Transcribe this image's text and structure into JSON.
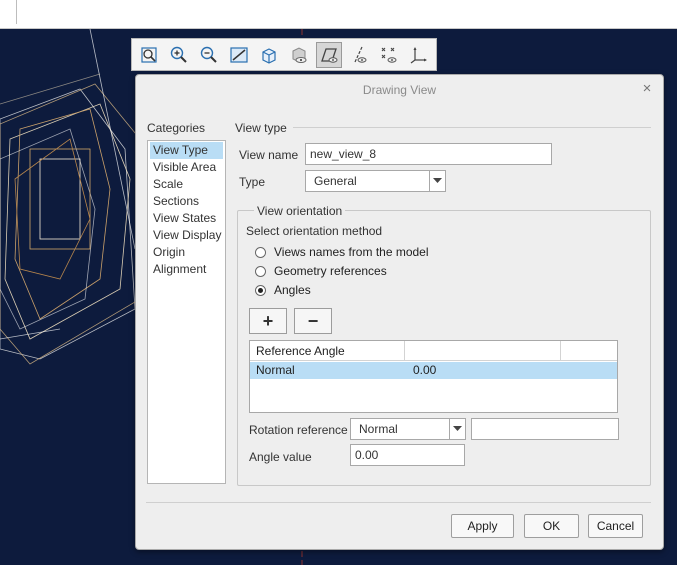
{
  "toolbar": {
    "icons": [
      "zoom-window-icon",
      "zoom-in-icon",
      "zoom-out-icon",
      "refit-icon",
      "display-style-icon",
      "saved-orientations-icon",
      "plane-display-icon",
      "axis-display-icon",
      "point-display-icon",
      "csys-display-icon"
    ]
  },
  "dialog": {
    "title": "Drawing View",
    "close": "×",
    "categories_label": "Categories",
    "categories": [
      "View Type",
      "Visible Area",
      "Scale",
      "Sections",
      "View States",
      "View Display",
      "Origin",
      "Alignment"
    ],
    "section_title": "View type",
    "view_name_label": "View name",
    "view_name_value": "new_view_8",
    "type_label": "Type",
    "type_value": "General",
    "orientation": {
      "title": "View orientation",
      "method_label": "Select orientation method",
      "options": [
        "Views names from the model",
        "Geometry references",
        "Angles"
      ],
      "selected": "Angles",
      "add_label": "+",
      "remove_label": "−",
      "table": {
        "headers": [
          "Reference Angle",
          "",
          ""
        ],
        "rows": [
          [
            "Normal",
            "0.00",
            ""
          ]
        ]
      },
      "rotation_reference_label": "Rotation reference",
      "rotation_reference_value": "Normal",
      "rotation_reference_extra": "",
      "angle_value_label": "Angle value",
      "angle_value": "0.00"
    },
    "buttons": {
      "apply": "Apply",
      "ok": "OK",
      "cancel": "Cancel"
    }
  }
}
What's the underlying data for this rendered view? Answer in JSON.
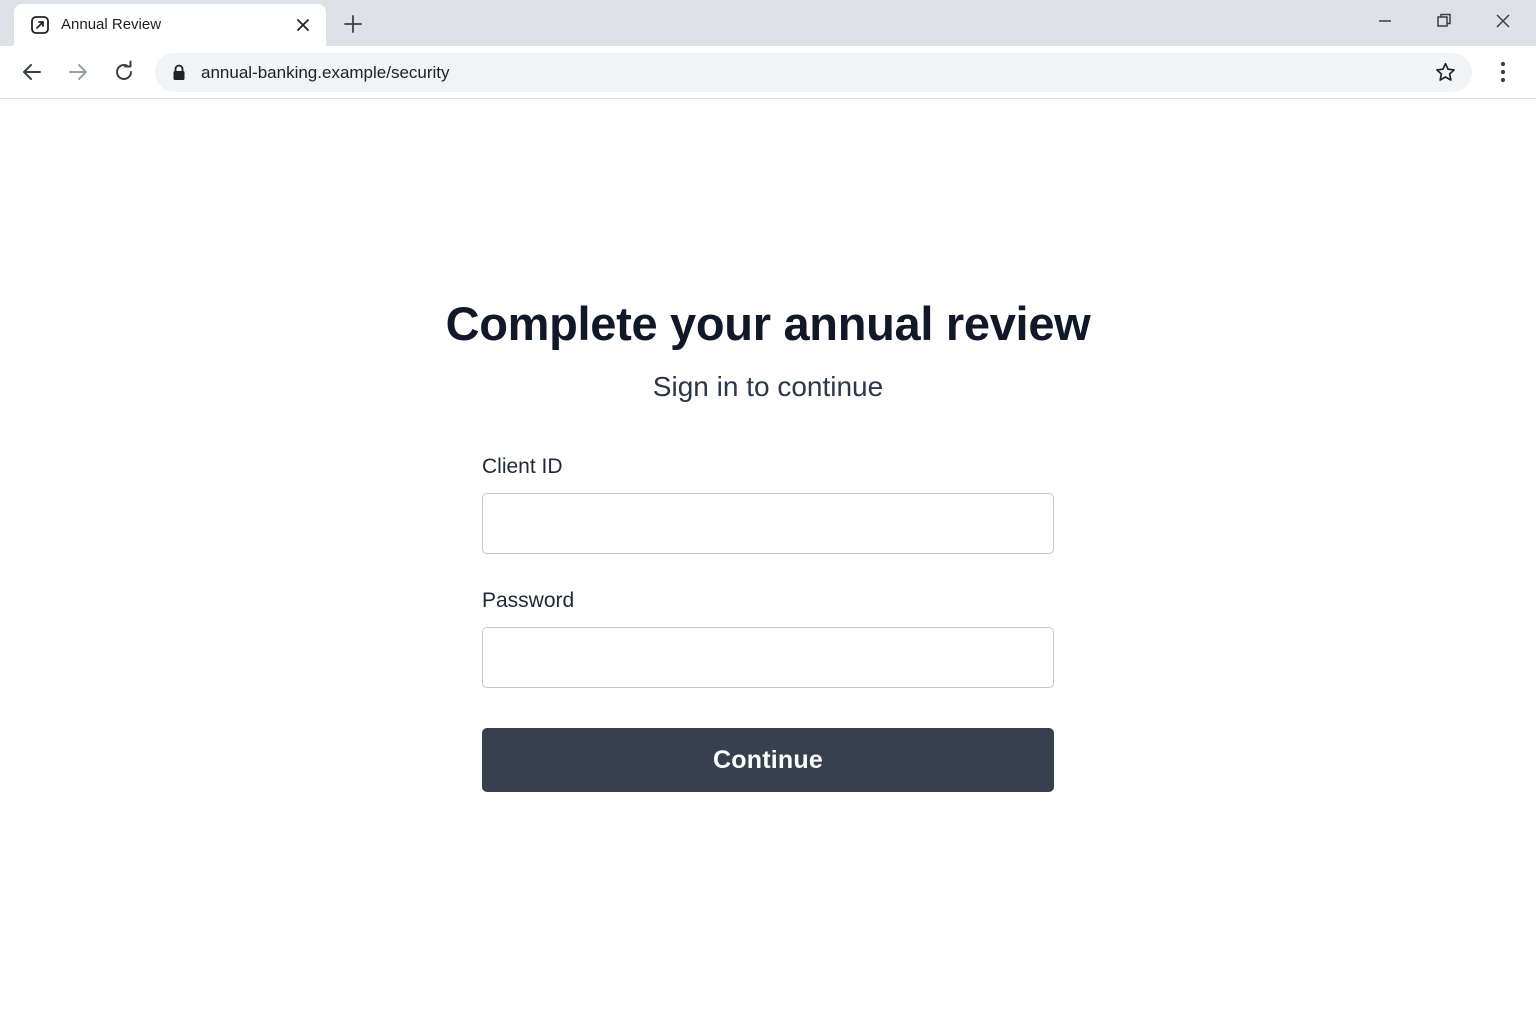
{
  "browser": {
    "tab": {
      "title": "Annual Review",
      "favicon": "external-link-square-icon"
    },
    "address_bar": {
      "url": "annual-banking.example/security"
    },
    "icons": {
      "back": "back-arrow-icon",
      "forward": "forward-arrow-icon",
      "reload": "reload-icon",
      "lock": "lock-icon",
      "bookmark": "star-icon",
      "menu": "kebab-menu-icon",
      "new_tab": "plus-icon",
      "close_tab": "close-icon",
      "minimize": "minimize-icon",
      "restore": "restore-icon",
      "close_window": "close-icon"
    }
  },
  "page": {
    "heading": "Complete your annual review",
    "subheading": "Sign in to continue",
    "form": {
      "client_id": {
        "label": "Client ID",
        "value": "",
        "placeholder": ""
      },
      "password": {
        "label": "Password",
        "value": "",
        "placeholder": ""
      },
      "submit_label": "Continue"
    }
  },
  "colors": {
    "tabstrip_bg": "#dee1e6",
    "omnibox_bg": "#f1f3f4",
    "button_bg": "#36414d",
    "heading_text": "#111827",
    "input_border": "#c4c8cd"
  }
}
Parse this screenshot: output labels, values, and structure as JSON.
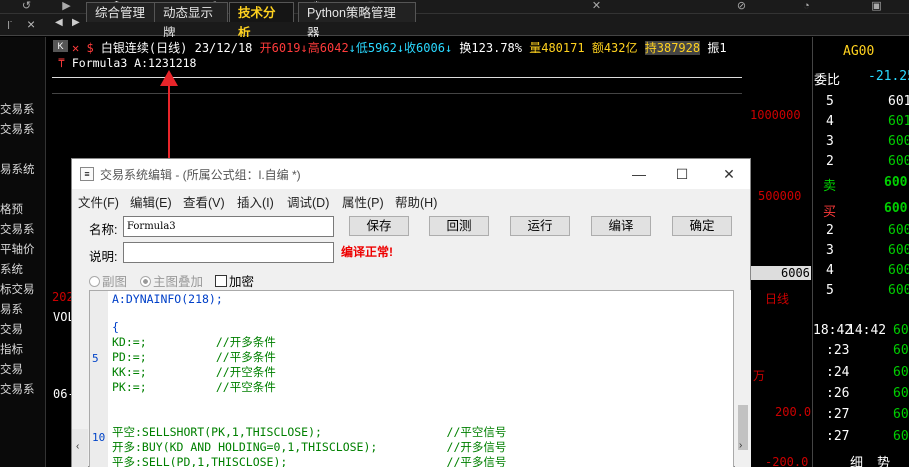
{
  "toolbar": {
    "icons": [
      "back-icon",
      "play-icon",
      "dollar-icon",
      "list-icon",
      "draw-icon",
      "arrow-icon",
      "gear-icon",
      "search-icon",
      "link-icon",
      "bell-icon",
      "window-icon"
    ],
    "dollar": "$"
  },
  "tabs": [
    {
      "label": "综合管理",
      "active": false
    },
    {
      "label": "动态显示牌",
      "active": false
    },
    {
      "label": "技术分析",
      "active": true
    },
    {
      "label": "Python策略管理器",
      "active": false
    }
  ],
  "sidebar": {
    "items": [
      "交易系",
      "交易系",
      "易系统",
      "格预",
      "交易系",
      "平轴价",
      "系统",
      "标交易",
      "易系",
      "交易",
      "指标",
      "交易",
      "交易系"
    ]
  },
  "quote": {
    "k": "K",
    "symbol": "白银连续(日线)",
    "date": "23/12/18",
    "open": "开6019",
    "high": "高6042",
    "low": "低5962",
    "close": "收6006",
    "turnover": "换123.78%",
    "volume": "量480171",
    "amount": "额432亿",
    "hold": "持387928",
    "amp": "振1"
  },
  "formula_line": "Formula3 A:1231218",
  "axis": {
    "y1": "1000000",
    "y2": "500000",
    "price_tag": "6006",
    "right_label": "日线",
    "r200": "200.0",
    "r200n": "-200.0",
    "ten": "万",
    "year": "202",
    "vol": "VOL",
    "date06": "06-"
  },
  "right_panel": {
    "code": "AG00",
    "ratio_label": "委比",
    "ratio_value": "-21.25",
    "sell_label": "卖",
    "buy_label": "买",
    "sell_rows": [
      [
        "5",
        "601"
      ],
      [
        "4",
        "601"
      ],
      [
        "3",
        "600"
      ],
      [
        "2",
        "600"
      ]
    ],
    "sell_one": "600",
    "buy_one": "600",
    "buy_rows": [
      [
        "2",
        "600"
      ],
      [
        "3",
        "600"
      ],
      [
        "4",
        "600"
      ],
      [
        "5",
        "600"
      ]
    ],
    "times": [
      [
        "18:42",
        "14:42",
        "60"
      ],
      [
        ":23",
        "",
        "60"
      ],
      [
        ":24",
        "",
        "60"
      ],
      [
        ":26",
        "",
        "60"
      ],
      [
        ":27",
        "",
        "60"
      ],
      [
        ":27",
        "",
        "60"
      ]
    ],
    "bottom": [
      "细",
      "势"
    ]
  },
  "dialog": {
    "title": "交易系统编辑 - (所属公式组：l.自编 *)",
    "menus": [
      "文件(F)",
      "编辑(E)",
      "查看(V)",
      "插入(I)",
      "调试(D)",
      "属性(P)",
      "帮助(H)"
    ],
    "name_label": "名称:",
    "name_value": "Formula3",
    "desc_label": "说明:",
    "desc_value": "",
    "buttons": [
      "保存",
      "回测",
      "运行",
      "编译",
      "确定"
    ],
    "status": "编译正常!",
    "radio_sub": "副图",
    "radio_main": "主图叠加",
    "check_encrypt": "加密",
    "gutter": [
      "5",
      "10"
    ],
    "code_lines": [
      {
        "text": "A:DYNAINFO(218);",
        "color": "blue"
      },
      {
        "text": "",
        "color": "black"
      },
      {
        "text": "{",
        "color": "blue"
      },
      {
        "text": "KD:=;          //开多条件",
        "color": "green"
      },
      {
        "text": "PD:=;          //平多条件",
        "color": "green"
      },
      {
        "text": "KK:=;          //开空条件",
        "color": "green"
      },
      {
        "text": "PK:=;          //平空条件",
        "color": "green"
      },
      {
        "text": "",
        "color": "black"
      },
      {
        "text": "",
        "color": "black"
      },
      {
        "text": "",
        "color": "black"
      },
      {
        "text": "平空:SELLSHORT(PK,1,THISCLOSE);                  //平空信号",
        "color": "green"
      },
      {
        "text": "开多:BUY(KD AND HOLDING=0,1,THISCLOSE);          //开多信号",
        "color": "green"
      },
      {
        "text": "平多:SELL(PD,1,THISCLOSE);                       //平多信号",
        "color": "green"
      }
    ]
  },
  "colors": {
    "accent": "#ffd21f",
    "up": "#ff3b3b",
    "down": "#2ad9ff",
    "green": "#00d000",
    "code_green": "#008000",
    "code_blue": "#0040c8"
  }
}
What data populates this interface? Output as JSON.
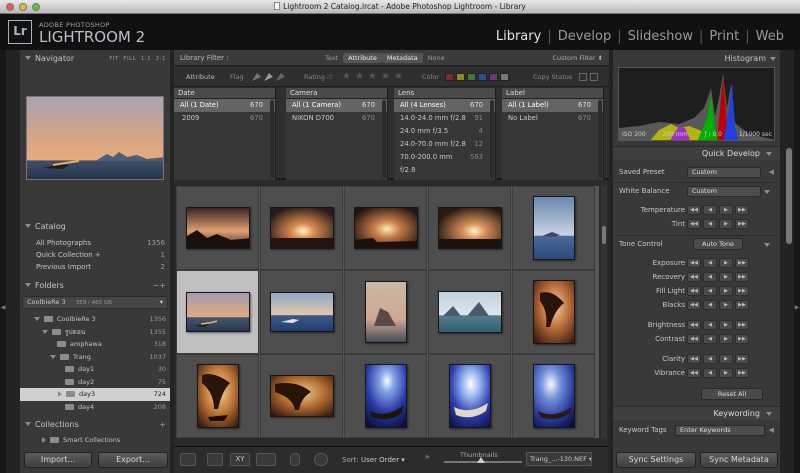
{
  "window": {
    "title": "Lightroom 2 Catalog.lrcat - Adobe Photoshop Lightroom - Library"
  },
  "brand": {
    "logo": "Lr",
    "sub": "ADOBE PHOTOSHOP",
    "main": "LIGHTROOM 2"
  },
  "modules": [
    "Library",
    "Develop",
    "Slideshow",
    "Print",
    "Web"
  ],
  "module_separator": "|",
  "left": {
    "navigator": {
      "title": "Navigator",
      "zoom": [
        "FIT",
        "FILL",
        "1:1",
        "2:1"
      ]
    },
    "catalog": {
      "title": "Catalog",
      "items": [
        {
          "label": "All Photographs",
          "count": "1356"
        },
        {
          "label": "Quick Collection +",
          "count": "1"
        },
        {
          "label": "Previous Import",
          "count": "2"
        }
      ]
    },
    "folders": {
      "title": "Folders",
      "volume": {
        "name": "CoolbieRe 3",
        "size": "359 / 465 GB"
      },
      "items": [
        {
          "name": "CoolbieRe 3",
          "count": "1356"
        },
        {
          "name": "รูปตอน",
          "count": "1355"
        },
        {
          "name": "amphawa",
          "count": "318"
        },
        {
          "name": "Trang",
          "count": "1037"
        },
        {
          "name": "day1",
          "count": "30"
        },
        {
          "name": "day2",
          "count": "75"
        },
        {
          "name": "day3",
          "count": "724"
        },
        {
          "name": "day4",
          "count": "208"
        }
      ]
    },
    "collections": {
      "title": "Collections",
      "items": [
        {
          "label": "Smart Collections"
        }
      ]
    },
    "import_label": "Import...",
    "export_label": "Export..."
  },
  "filter": {
    "title": "Library Filter :",
    "tabs": [
      "Text",
      "Attribute",
      "Metadata",
      "None"
    ],
    "custom": "Custom Filter ⬍"
  },
  "attr": {
    "attribute": "Attribute",
    "flag": "Flag",
    "rating": "Rating",
    "color": "Color",
    "copy": "Copy Status"
  },
  "color_swatches": [
    "#7a2c2c",
    "#8a8a2a",
    "#3a7a3a",
    "#2f4f8a",
    "#6a3a7a",
    "#777777"
  ],
  "meta": [
    {
      "header": "Date",
      "rows": [
        [
          "All (1 Date)",
          "670"
        ],
        [
          "2009",
          "670"
        ]
      ]
    },
    {
      "header": "Camera",
      "rows": [
        [
          "All (1 Camera)",
          "670"
        ],
        [
          "NIKON D700",
          "670"
        ]
      ]
    },
    {
      "header": "Lens",
      "rows": [
        [
          "All (4 Lenses)",
          "670"
        ],
        [
          "14.0-24.0 mm f/2.8",
          "91"
        ],
        [
          "24.0 mm f/3.5",
          "4"
        ],
        [
          "24.0-70.0 mm f/2.8",
          "12"
        ],
        [
          "70.0-200.0 mm f/2.8",
          "563"
        ]
      ]
    },
    {
      "header": "Label",
      "rows": [
        [
          "All (1 Label)",
          "670"
        ],
        [
          "No Label",
          "670"
        ]
      ]
    }
  ],
  "toolbar": {
    "sort_label": "Sort:",
    "sort_value": "User Order ▾",
    "thumbs_label": "Thumbnails",
    "filename": "Trang_...-130.NEF ▾"
  },
  "right": {
    "histogram": {
      "title": "Histogram",
      "iso": "ISO 200",
      "focal": "200 mm",
      "aperture": "ƒ / 8.0",
      "shutter": "1/1000 sec"
    },
    "quick_develop": {
      "title": "Quick Develop",
      "saved_preset": {
        "label": "Saved Preset",
        "value": "Custom"
      },
      "white_balance": {
        "label": "White Balance",
        "value": "Custom"
      },
      "temperature": "Temperature",
      "tint": "Tint",
      "tone_control": "Tone Control",
      "auto_tone": "Auto Tone",
      "tone_items": [
        "Exposure",
        "Recovery",
        "Fill Light",
        "Blacks",
        "Brightness",
        "Contrast",
        "Clarity",
        "Vibrance"
      ],
      "reset": "Reset All"
    },
    "keywording": {
      "title": "Keywording",
      "tags_label": "Keyword Tags",
      "tags_value": "Enter Keywords"
    },
    "sync_settings": "Sync Settings",
    "sync_metadata": "Sync Metadata"
  },
  "step_glyphs": [
    "◀◀",
    "◀",
    "▶",
    "▶▶"
  ],
  "icons": [
    "close-icon",
    "minimize-icon",
    "zoom-icon",
    "grid-view-icon",
    "loupe-view-icon",
    "compare-view-icon",
    "survey-view-icon",
    "spray-can-icon",
    "flag-icon",
    "rotate-icon"
  ]
}
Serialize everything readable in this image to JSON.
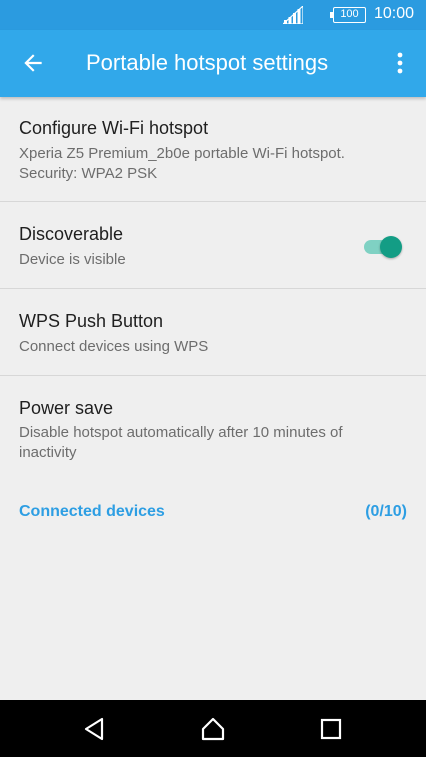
{
  "status_bar": {
    "battery": "100",
    "time": "10:00"
  },
  "app_bar": {
    "title": "Portable hotspot settings"
  },
  "items": [
    {
      "title": "Configure Wi-Fi hotspot",
      "subtitle_line1": "Xperia Z5 Premium_2b0e portable Wi-Fi hotspot.",
      "subtitle_line2": "Security: WPA2 PSK"
    },
    {
      "title": "Discoverable",
      "subtitle": "Device is visible",
      "toggle_on": true
    },
    {
      "title": "WPS Push Button",
      "subtitle": "Connect devices using WPS"
    },
    {
      "title": "Power save",
      "subtitle_line1": "Disable hotspot automatically after 10 minutes of",
      "subtitle_line2": "inactivity"
    }
  ],
  "connected": {
    "label": "Connected devices",
    "count": "(0/10)"
  },
  "colors": {
    "status_bar": "#2b9be0",
    "app_bar": "#31a8ea",
    "accent_text": "#2d9ee3",
    "toggle_thumb": "#139d85",
    "toggle_track": "#7fd1c3"
  }
}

──────────────────────────────

Task directions: Pull out all lines from the listing that contain the string "structure".

Output for this task:
Transcribe this image's text and structure into JSON.
Parse this screenshot: output labels, values, and structure as JSON.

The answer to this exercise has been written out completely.